Begin Supplied material
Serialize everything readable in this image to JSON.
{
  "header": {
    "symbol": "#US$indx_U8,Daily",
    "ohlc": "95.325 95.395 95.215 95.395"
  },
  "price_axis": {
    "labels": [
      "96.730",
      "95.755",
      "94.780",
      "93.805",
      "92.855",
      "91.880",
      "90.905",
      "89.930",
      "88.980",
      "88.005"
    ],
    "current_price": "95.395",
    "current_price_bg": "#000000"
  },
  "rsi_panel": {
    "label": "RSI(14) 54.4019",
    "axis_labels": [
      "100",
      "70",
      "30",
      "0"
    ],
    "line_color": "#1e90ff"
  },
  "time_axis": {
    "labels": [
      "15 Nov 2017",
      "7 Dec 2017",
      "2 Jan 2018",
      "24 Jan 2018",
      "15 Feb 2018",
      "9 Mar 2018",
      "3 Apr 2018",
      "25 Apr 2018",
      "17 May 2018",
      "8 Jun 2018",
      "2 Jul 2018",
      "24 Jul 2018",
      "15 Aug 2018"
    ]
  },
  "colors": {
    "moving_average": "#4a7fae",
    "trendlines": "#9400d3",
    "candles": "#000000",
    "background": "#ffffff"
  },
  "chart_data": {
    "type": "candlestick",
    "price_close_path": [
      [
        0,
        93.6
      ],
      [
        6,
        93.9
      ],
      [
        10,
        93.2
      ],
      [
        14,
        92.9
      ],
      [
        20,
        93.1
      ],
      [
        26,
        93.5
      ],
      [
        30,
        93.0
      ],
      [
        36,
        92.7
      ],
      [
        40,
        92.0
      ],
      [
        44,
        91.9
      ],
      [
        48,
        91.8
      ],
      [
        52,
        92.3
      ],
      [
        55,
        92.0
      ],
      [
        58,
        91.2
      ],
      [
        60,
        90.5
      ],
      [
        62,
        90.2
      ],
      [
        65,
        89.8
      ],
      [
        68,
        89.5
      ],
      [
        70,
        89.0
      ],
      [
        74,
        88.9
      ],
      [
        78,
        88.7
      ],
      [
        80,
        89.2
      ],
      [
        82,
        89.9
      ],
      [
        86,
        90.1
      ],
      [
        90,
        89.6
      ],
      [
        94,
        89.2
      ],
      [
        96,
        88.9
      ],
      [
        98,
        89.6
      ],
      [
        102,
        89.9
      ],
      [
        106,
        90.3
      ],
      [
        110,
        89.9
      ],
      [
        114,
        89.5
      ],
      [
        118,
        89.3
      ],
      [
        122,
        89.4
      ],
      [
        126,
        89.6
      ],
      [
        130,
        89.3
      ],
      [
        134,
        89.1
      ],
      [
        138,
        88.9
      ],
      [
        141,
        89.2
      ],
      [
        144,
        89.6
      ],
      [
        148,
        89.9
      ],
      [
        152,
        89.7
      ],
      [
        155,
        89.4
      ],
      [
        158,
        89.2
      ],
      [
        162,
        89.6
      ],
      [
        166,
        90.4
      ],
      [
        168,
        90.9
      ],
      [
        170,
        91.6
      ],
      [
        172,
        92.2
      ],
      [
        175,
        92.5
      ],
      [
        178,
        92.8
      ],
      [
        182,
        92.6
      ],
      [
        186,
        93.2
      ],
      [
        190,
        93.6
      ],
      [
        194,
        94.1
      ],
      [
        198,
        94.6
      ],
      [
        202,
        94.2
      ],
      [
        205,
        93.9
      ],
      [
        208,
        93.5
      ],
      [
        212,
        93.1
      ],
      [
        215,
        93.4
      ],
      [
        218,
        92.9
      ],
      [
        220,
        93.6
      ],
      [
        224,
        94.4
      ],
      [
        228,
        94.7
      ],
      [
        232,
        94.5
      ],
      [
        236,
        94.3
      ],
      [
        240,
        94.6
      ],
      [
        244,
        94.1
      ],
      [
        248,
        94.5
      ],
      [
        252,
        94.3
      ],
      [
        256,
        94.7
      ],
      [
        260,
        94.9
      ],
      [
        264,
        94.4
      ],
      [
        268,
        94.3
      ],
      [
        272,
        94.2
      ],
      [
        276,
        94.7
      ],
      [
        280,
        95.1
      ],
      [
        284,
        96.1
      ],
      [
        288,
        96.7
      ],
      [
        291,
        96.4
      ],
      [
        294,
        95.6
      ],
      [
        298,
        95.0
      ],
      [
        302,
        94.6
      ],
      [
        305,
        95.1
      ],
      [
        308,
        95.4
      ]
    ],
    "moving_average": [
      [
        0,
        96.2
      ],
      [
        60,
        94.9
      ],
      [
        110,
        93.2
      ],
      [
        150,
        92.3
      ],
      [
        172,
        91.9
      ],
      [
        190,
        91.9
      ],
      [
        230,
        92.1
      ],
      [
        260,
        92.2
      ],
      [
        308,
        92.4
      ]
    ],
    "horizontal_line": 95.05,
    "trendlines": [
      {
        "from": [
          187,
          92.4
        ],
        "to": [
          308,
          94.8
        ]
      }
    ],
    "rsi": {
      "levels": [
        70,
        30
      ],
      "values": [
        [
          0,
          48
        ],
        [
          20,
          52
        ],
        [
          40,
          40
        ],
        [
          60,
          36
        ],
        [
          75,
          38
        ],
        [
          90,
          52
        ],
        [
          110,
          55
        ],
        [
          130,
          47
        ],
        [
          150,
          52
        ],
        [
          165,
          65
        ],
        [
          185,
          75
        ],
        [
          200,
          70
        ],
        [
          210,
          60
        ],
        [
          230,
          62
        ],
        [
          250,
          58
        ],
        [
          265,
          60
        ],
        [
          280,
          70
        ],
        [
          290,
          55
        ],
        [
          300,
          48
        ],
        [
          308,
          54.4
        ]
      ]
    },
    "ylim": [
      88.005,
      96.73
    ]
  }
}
End Supplied material
* Written task:
Print the whole listing exactly as it is.

* Full response:
Serialize everything readable in this image to JSON.
{
  "header": {
    "symbol": "#US$indx_U8,Daily",
    "ohlc": "95.325 95.395 95.215 95.395"
  },
  "price_axis": {
    "labels": [
      "96.730",
      "95.755",
      "94.780",
      "93.805",
      "92.855",
      "91.880",
      "90.905",
      "89.930",
      "88.980",
      "88.005"
    ],
    "current_price": "95.395",
    "current_price_bg": "#000000"
  },
  "rsi_panel": {
    "label": "RSI(14) 54.4019",
    "axis_labels": [
      "100",
      "70",
      "30",
      "0"
    ],
    "line_color": "#1e90ff"
  },
  "time_axis": {
    "labels": [
      "15 Nov 2017",
      "7 Dec 2017",
      "2 Jan 2018",
      "24 Jan 2018",
      "15 Feb 2018",
      "9 Mar 2018",
      "3 Apr 2018",
      "25 Apr 2018",
      "17 May 2018",
      "8 Jun 2018",
      "2 Jul 2018",
      "24 Jul 2018",
      "15 Aug 2018"
    ]
  },
  "colors": {
    "moving_average": "#4a7fae",
    "trendlines": "#9400d3",
    "candles": "#000000",
    "background": "#ffffff"
  },
  "chart_data": {
    "type": "candlestick",
    "price_close_path": [
      [
        0,
        93.6
      ],
      [
        6,
        93.9
      ],
      [
        10,
        93.2
      ],
      [
        14,
        92.9
      ],
      [
        20,
        93.1
      ],
      [
        26,
        93.5
      ],
      [
        30,
        93.0
      ],
      [
        36,
        92.7
      ],
      [
        40,
        92.0
      ],
      [
        44,
        91.9
      ],
      [
        48,
        91.8
      ],
      [
        52,
        92.3
      ],
      [
        55,
        92.0
      ],
      [
        58,
        91.2
      ],
      [
        60,
        90.5
      ],
      [
        62,
        90.2
      ],
      [
        65,
        89.8
      ],
      [
        68,
        89.5
      ],
      [
        70,
        89.0
      ],
      [
        74,
        88.9
      ],
      [
        78,
        88.7
      ],
      [
        80,
        89.2
      ],
      [
        82,
        89.9
      ],
      [
        86,
        90.1
      ],
      [
        90,
        89.6
      ],
      [
        94,
        89.2
      ],
      [
        96,
        88.9
      ],
      [
        98,
        89.6
      ],
      [
        102,
        89.9
      ],
      [
        106,
        90.3
      ],
      [
        110,
        89.9
      ],
      [
        114,
        89.5
      ],
      [
        118,
        89.3
      ],
      [
        122,
        89.4
      ],
      [
        126,
        89.6
      ],
      [
        130,
        89.3
      ],
      [
        134,
        89.1
      ],
      [
        138,
        88.9
      ],
      [
        141,
        89.2
      ],
      [
        144,
        89.6
      ],
      [
        148,
        89.9
      ],
      [
        152,
        89.7
      ],
      [
        155,
        89.4
      ],
      [
        158,
        89.2
      ],
      [
        162,
        89.6
      ],
      [
        166,
        90.4
      ],
      [
        168,
        90.9
      ],
      [
        170,
        91.6
      ],
      [
        172,
        92.2
      ],
      [
        175,
        92.5
      ],
      [
        178,
        92.8
      ],
      [
        182,
        92.6
      ],
      [
        186,
        93.2
      ],
      [
        190,
        93.6
      ],
      [
        194,
        94.1
      ],
      [
        198,
        94.6
      ],
      [
        202,
        94.2
      ],
      [
        205,
        93.9
      ],
      [
        208,
        93.5
      ],
      [
        212,
        93.1
      ],
      [
        215,
        93.4
      ],
      [
        218,
        92.9
      ],
      [
        220,
        93.6
      ],
      [
        224,
        94.4
      ],
      [
        228,
        94.7
      ],
      [
        232,
        94.5
      ],
      [
        236,
        94.3
      ],
      [
        240,
        94.6
      ],
      [
        244,
        94.1
      ],
      [
        248,
        94.5
      ],
      [
        252,
        94.3
      ],
      [
        256,
        94.7
      ],
      [
        260,
        94.9
      ],
      [
        264,
        94.4
      ],
      [
        268,
        94.3
      ],
      [
        272,
        94.2
      ],
      [
        276,
        94.7
      ],
      [
        280,
        95.1
      ],
      [
        284,
        96.1
      ],
      [
        288,
        96.7
      ],
      [
        291,
        96.4
      ],
      [
        294,
        95.6
      ],
      [
        298,
        95.0
      ],
      [
        302,
        94.6
      ],
      [
        305,
        95.1
      ],
      [
        308,
        95.4
      ]
    ],
    "moving_average": [
      [
        0,
        96.2
      ],
      [
        60,
        94.9
      ],
      [
        110,
        93.2
      ],
      [
        150,
        92.3
      ],
      [
        172,
        91.9
      ],
      [
        190,
        91.9
      ],
      [
        230,
        92.1
      ],
      [
        260,
        92.2
      ],
      [
        308,
        92.4
      ]
    ],
    "horizontal_line": 95.05,
    "trendlines": [
      {
        "from": [
          187,
          92.4
        ],
        "to": [
          308,
          94.8
        ]
      }
    ],
    "rsi": {
      "levels": [
        70,
        30
      ],
      "values": [
        [
          0,
          48
        ],
        [
          20,
          52
        ],
        [
          40,
          40
        ],
        [
          60,
          36
        ],
        [
          75,
          38
        ],
        [
          90,
          52
        ],
        [
          110,
          55
        ],
        [
          130,
          47
        ],
        [
          150,
          52
        ],
        [
          165,
          65
        ],
        [
          185,
          75
        ],
        [
          200,
          70
        ],
        [
          210,
          60
        ],
        [
          230,
          62
        ],
        [
          250,
          58
        ],
        [
          265,
          60
        ],
        [
          280,
          70
        ],
        [
          290,
          55
        ],
        [
          300,
          48
        ],
        [
          308,
          54.4
        ]
      ]
    },
    "ylim": [
      88.005,
      96.73
    ]
  }
}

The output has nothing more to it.